Answer with one number: the count of lines in this material that hold the word "Weeks".

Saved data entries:
------------------------------------------------------------

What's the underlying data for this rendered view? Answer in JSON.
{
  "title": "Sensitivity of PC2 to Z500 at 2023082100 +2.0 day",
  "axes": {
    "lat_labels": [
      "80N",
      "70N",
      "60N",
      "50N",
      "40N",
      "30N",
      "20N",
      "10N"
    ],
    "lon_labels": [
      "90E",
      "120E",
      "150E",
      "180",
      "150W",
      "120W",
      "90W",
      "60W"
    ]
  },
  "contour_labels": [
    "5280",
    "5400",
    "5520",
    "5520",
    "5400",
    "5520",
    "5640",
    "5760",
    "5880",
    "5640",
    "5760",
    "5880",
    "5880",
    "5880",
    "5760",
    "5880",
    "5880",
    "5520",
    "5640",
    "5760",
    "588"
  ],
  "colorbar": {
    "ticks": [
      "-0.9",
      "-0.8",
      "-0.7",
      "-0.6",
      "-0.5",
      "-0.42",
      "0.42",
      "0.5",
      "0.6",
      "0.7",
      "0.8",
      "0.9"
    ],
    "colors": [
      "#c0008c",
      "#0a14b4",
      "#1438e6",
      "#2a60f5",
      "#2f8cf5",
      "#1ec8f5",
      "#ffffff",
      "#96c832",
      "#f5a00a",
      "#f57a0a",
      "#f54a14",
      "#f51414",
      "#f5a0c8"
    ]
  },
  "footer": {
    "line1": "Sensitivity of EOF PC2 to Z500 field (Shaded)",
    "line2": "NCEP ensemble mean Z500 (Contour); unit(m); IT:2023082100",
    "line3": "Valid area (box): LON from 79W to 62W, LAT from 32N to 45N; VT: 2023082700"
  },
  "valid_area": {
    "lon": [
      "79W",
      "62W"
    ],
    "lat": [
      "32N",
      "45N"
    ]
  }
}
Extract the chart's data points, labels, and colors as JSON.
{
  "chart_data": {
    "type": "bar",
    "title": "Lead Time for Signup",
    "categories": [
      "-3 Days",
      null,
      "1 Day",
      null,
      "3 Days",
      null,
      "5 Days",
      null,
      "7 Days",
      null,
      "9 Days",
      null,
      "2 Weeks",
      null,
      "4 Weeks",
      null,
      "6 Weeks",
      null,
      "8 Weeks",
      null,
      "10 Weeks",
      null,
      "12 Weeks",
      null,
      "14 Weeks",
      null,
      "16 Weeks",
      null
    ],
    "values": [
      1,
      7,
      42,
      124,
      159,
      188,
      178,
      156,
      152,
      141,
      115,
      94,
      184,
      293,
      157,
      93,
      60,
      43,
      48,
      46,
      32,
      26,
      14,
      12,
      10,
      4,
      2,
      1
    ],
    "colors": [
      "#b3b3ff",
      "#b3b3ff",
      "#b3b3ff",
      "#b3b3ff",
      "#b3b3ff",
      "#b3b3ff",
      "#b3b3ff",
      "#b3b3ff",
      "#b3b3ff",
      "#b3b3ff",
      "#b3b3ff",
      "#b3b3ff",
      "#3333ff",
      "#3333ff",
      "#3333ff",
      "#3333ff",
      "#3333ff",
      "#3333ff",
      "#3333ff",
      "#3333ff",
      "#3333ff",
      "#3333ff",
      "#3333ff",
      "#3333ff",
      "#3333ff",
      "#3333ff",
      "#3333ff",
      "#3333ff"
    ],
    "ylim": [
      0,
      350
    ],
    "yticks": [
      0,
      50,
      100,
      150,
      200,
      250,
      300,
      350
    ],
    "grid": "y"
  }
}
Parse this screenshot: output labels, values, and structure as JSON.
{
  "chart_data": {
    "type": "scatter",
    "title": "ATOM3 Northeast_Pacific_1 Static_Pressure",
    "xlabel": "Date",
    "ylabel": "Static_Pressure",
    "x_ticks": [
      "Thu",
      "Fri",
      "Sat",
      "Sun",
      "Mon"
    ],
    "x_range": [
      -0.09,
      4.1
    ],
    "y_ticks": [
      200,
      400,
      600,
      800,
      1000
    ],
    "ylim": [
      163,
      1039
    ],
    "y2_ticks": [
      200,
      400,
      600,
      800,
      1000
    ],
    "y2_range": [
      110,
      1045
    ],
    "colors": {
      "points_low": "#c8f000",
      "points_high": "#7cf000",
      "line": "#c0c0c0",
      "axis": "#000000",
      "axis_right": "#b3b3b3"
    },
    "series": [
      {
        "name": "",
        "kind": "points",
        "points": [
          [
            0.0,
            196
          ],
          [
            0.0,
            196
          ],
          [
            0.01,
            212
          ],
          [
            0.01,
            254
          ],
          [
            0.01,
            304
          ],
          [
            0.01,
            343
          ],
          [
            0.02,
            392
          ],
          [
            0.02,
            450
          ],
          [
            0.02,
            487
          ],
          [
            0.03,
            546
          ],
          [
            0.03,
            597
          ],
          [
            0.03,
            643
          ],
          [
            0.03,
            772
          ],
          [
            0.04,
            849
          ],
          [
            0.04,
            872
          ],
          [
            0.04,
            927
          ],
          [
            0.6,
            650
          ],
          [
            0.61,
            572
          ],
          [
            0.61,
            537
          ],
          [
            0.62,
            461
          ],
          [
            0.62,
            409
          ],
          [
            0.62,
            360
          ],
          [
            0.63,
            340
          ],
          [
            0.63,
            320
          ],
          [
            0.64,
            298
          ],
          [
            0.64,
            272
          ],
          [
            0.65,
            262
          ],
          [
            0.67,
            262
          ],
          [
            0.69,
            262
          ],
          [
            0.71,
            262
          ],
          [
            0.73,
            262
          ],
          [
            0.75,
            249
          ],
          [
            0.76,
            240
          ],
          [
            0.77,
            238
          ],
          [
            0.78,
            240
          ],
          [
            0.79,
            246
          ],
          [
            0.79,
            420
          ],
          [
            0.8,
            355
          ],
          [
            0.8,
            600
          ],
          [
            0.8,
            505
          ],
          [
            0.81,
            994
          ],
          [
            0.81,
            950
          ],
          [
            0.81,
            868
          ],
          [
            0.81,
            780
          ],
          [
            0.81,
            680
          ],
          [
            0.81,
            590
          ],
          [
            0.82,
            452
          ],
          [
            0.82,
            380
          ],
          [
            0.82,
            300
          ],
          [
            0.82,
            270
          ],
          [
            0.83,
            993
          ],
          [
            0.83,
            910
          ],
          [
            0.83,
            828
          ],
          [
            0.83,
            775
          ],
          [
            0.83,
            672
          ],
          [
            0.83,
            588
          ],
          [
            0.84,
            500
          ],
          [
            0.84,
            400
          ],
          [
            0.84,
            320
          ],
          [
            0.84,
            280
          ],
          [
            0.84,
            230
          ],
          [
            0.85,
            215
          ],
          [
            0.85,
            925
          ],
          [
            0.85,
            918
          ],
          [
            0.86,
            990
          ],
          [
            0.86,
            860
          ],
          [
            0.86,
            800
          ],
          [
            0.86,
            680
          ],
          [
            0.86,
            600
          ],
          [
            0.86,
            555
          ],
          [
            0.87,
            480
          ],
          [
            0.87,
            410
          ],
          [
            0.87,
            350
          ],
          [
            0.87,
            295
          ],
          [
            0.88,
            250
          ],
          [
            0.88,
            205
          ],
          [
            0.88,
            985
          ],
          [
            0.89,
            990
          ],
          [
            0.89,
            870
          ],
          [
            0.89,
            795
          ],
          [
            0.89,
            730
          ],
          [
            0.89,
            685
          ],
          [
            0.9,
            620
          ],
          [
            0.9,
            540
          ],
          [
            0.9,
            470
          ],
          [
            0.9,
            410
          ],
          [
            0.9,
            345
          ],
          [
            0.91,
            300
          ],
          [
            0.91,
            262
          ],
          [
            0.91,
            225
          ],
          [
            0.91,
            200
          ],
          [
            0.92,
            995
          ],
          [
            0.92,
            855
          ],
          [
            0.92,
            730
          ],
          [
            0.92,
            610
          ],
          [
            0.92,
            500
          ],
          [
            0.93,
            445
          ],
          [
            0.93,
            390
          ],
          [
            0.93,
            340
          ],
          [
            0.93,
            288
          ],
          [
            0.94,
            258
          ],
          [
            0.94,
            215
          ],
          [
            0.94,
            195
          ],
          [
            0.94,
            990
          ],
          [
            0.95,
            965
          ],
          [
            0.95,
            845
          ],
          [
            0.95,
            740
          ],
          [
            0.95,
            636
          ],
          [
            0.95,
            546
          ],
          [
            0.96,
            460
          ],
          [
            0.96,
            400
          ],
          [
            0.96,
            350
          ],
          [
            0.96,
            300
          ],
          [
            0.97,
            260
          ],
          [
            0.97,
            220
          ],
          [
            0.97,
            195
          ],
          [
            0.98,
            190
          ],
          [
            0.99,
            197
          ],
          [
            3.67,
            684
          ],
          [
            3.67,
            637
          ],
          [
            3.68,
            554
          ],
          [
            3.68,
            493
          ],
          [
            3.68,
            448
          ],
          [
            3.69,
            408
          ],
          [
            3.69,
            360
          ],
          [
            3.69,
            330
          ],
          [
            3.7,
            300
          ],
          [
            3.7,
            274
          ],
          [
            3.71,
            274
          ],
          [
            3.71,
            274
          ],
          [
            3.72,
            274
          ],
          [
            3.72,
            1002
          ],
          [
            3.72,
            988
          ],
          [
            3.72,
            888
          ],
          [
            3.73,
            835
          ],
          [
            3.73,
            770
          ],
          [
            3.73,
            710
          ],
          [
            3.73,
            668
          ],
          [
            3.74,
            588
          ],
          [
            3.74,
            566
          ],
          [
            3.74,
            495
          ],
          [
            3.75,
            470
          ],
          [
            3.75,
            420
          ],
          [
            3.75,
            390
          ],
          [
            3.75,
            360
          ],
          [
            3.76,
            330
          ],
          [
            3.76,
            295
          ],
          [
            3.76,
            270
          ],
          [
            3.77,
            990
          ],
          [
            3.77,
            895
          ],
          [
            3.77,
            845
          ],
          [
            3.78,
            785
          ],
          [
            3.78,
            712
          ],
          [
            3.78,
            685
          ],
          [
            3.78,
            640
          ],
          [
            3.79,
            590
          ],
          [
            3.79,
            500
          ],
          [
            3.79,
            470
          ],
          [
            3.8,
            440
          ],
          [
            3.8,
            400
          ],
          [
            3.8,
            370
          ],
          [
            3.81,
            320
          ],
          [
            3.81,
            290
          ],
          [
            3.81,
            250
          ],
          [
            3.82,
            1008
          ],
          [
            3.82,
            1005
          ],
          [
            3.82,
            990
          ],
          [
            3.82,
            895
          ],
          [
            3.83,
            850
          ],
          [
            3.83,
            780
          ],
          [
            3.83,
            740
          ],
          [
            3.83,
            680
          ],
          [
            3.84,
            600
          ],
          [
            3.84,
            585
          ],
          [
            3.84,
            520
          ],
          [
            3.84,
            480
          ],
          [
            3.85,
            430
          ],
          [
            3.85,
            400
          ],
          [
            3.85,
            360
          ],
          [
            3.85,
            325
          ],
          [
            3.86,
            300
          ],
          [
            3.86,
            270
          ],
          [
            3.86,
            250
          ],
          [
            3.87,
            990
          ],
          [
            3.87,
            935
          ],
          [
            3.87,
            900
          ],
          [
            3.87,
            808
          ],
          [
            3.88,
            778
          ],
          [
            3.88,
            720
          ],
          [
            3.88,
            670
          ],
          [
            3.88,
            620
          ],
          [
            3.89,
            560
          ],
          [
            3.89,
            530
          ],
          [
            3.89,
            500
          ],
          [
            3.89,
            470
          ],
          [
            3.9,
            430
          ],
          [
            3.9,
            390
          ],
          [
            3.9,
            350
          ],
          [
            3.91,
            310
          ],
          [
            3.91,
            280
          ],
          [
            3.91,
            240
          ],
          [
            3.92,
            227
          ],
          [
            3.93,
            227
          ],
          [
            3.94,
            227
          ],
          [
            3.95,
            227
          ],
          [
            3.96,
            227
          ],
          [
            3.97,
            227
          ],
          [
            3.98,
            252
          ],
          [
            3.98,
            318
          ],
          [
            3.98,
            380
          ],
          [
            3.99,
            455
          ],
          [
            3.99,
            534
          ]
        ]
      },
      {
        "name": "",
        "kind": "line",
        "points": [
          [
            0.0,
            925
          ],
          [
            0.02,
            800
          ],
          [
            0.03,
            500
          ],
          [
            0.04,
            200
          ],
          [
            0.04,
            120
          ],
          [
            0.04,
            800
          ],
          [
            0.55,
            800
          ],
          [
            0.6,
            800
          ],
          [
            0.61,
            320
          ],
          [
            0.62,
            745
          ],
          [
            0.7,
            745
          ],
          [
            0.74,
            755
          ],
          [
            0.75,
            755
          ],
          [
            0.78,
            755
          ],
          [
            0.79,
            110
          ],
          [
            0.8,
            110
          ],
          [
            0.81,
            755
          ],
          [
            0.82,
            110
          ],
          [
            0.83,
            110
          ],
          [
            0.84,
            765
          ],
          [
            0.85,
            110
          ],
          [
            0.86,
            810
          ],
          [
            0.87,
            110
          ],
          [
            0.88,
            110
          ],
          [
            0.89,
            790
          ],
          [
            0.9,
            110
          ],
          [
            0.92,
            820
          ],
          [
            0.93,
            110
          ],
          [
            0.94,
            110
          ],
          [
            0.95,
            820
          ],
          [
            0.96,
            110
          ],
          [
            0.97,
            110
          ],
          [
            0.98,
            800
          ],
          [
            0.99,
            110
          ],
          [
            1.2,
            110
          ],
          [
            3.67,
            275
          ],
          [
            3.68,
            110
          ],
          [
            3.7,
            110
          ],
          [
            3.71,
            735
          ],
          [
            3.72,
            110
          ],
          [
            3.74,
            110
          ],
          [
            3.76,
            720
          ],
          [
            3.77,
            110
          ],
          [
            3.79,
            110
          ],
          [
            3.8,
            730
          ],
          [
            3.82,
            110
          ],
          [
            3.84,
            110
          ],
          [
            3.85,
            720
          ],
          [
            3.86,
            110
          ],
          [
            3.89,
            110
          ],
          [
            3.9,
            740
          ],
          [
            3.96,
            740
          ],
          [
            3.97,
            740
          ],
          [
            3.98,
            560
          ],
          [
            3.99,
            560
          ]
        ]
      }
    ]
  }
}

------------------------------------------------------------

**Solution for this task:** 8